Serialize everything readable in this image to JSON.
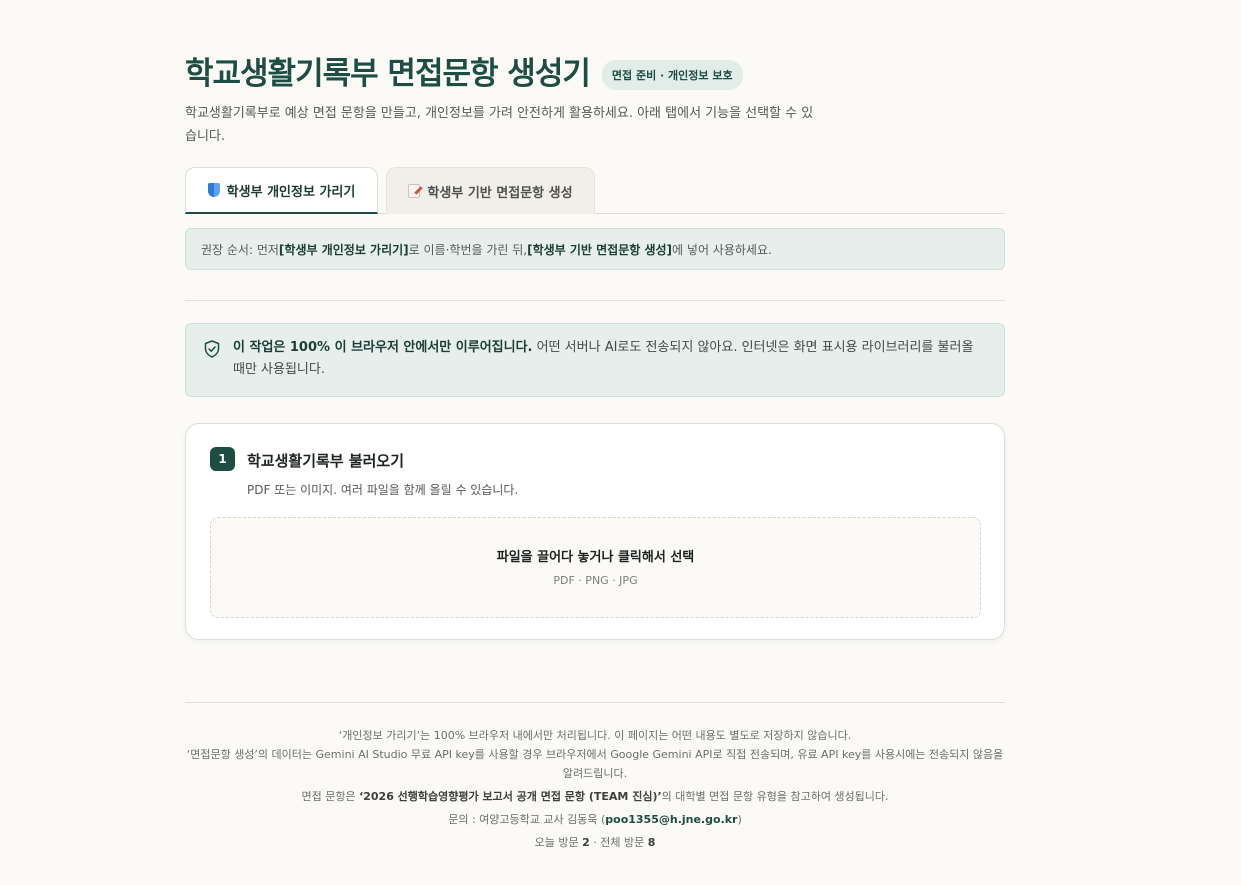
{
  "header": {
    "title": "학교생활기록부 면접문항 생성기",
    "badge": "면접 준비 · 개인정보 보호",
    "subtitle": "학교생활기록부로 예상 면접 문항을 만들고, 개인정보를 가려 안전하게 활용하세요. 아래 탭에서 기능을 선택할 수 있습니다."
  },
  "tabs": [
    {
      "label": "학생부 개인정보 가리기",
      "icon": "shield-icon",
      "active": true
    },
    {
      "label": "학생부 기반 면접문항 생성",
      "icon": "memo-icon",
      "active": false
    }
  ],
  "notice": {
    "prefix": "권장 순서: 먼저 ",
    "step1": "[학생부 개인정보 가리기]",
    "middle": "로 이름·학번을 가린 뒤, ",
    "step2": "[학생부 기반 면접문항 생성]",
    "suffix": "에 넣어 사용하세요."
  },
  "privacy": {
    "bold": "이 작업은 100% 이 브라우저 안에서만 이루어집니다.",
    "text": " 어떤 서버나 AI로도 전송되지 않아요. 인터넷은 화면 표시용 라이브러리를 불러올 때만 사용됩니다."
  },
  "upload": {
    "step_number": "1",
    "title": "학교생활기록부 불러오기",
    "description": "PDF 또는 이미지. 여러 파일을 함께 올릴 수 있습니다.",
    "drop_title": "파일을 끌어다 놓거나 클릭해서 선택",
    "drop_formats": "PDF · PNG · JPG"
  },
  "footer": {
    "line1": "‘개인정보 가리기’는 100% 브라우저 내에서만 처리됩니다. 이 페이지는 어떤 내용도 별도로 저장하지 않습니다.",
    "line2": "‘면접문항 생성’의 데이터는 Gemini AI Studio 무료 API key를 사용할 경우 브라우저에서 Google Gemini API로 직접 전송되며, 유료 API key를 사용시에는 전송되지 않음을 알려드립니다.",
    "line3_prefix": "면접 문항은 ",
    "line3_bold": "‘2026 선행학습영향평가 보고서 공개 면접 문항 (TEAM 진심)’",
    "line3_suffix": "의 대학별 면접 문항 유형을 참고하여 생성됩니다.",
    "contact_prefix": "문의 : 여양고등학교 교사 김동욱 (",
    "contact_email": "poo1355@h.jne.go.kr",
    "contact_suffix": ")",
    "visits_today_label": "오늘 방문 ",
    "visits_today": "2",
    "visits_sep": " · 전체 방문 ",
    "visits_total": "8"
  },
  "colors": {
    "accent": "#1e4d44",
    "background": "#fbfaf7",
    "notice_bg": "#e6efec"
  }
}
**********
* TASK DESCRIPTION *
An exact transcription of all the entries is required, without the pictures.

* OUTPUT FOR THIS TASK *
Serialize everything readable in this image to JSON.
{
  "header": {
    "title": "학교생활기록부 면접문항 생성기",
    "badge": "면접 준비 · 개인정보 보호",
    "subtitle": "학교생활기록부로 예상 면접 문항을 만들고, 개인정보를 가려 안전하게 활용하세요. 아래 탭에서 기능을 선택할 수 있습니다."
  },
  "tabs": [
    {
      "label": "학생부 개인정보 가리기",
      "icon": "shield-icon",
      "active": true
    },
    {
      "label": "학생부 기반 면접문항 생성",
      "icon": "memo-icon",
      "active": false
    }
  ],
  "notice": {
    "prefix": "권장 순서: 먼저 ",
    "step1": "[학생부 개인정보 가리기]",
    "middle": "로 이름·학번을 가린 뒤, ",
    "step2": "[학생부 기반 면접문항 생성]",
    "suffix": "에 넣어 사용하세요."
  },
  "privacy": {
    "bold": "이 작업은 100% 이 브라우저 안에서만 이루어집니다.",
    "text": " 어떤 서버나 AI로도 전송되지 않아요. 인터넷은 화면 표시용 라이브러리를 불러올 때만 사용됩니다."
  },
  "upload": {
    "step_number": "1",
    "title": "학교생활기록부 불러오기",
    "description": "PDF 또는 이미지. 여러 파일을 함께 올릴 수 있습니다.",
    "drop_title": "파일을 끌어다 놓거나 클릭해서 선택",
    "drop_formats": "PDF · PNG · JPG"
  },
  "footer": {
    "line1": "‘개인정보 가리기’는 100% 브라우저 내에서만 처리됩니다. 이 페이지는 어떤 내용도 별도로 저장하지 않습니다.",
    "line2": "‘면접문항 생성’의 데이터는 Gemini AI Studio 무료 API key를 사용할 경우 브라우저에서 Google Gemini API로 직접 전송되며, 유료 API key를 사용시에는 전송되지 않음을 알려드립니다.",
    "line3_prefix": "면접 문항은 ",
    "line3_bold": "‘2026 선행학습영향평가 보고서 공개 면접 문항 (TEAM 진심)’",
    "line3_suffix": "의 대학별 면접 문항 유형을 참고하여 생성됩니다.",
    "contact_prefix": "문의 : 여양고등학교 교사 김동욱 (",
    "contact_email": "poo1355@h.jne.go.kr",
    "contact_suffix": ")",
    "visits_today_label": "오늘 방문 ",
    "visits_today": "2",
    "visits_sep": " · 전체 방문 ",
    "visits_total": "8"
  },
  "colors": {
    "accent": "#1e4d44",
    "background": "#fbfaf7",
    "notice_bg": "#e6efec"
  }
}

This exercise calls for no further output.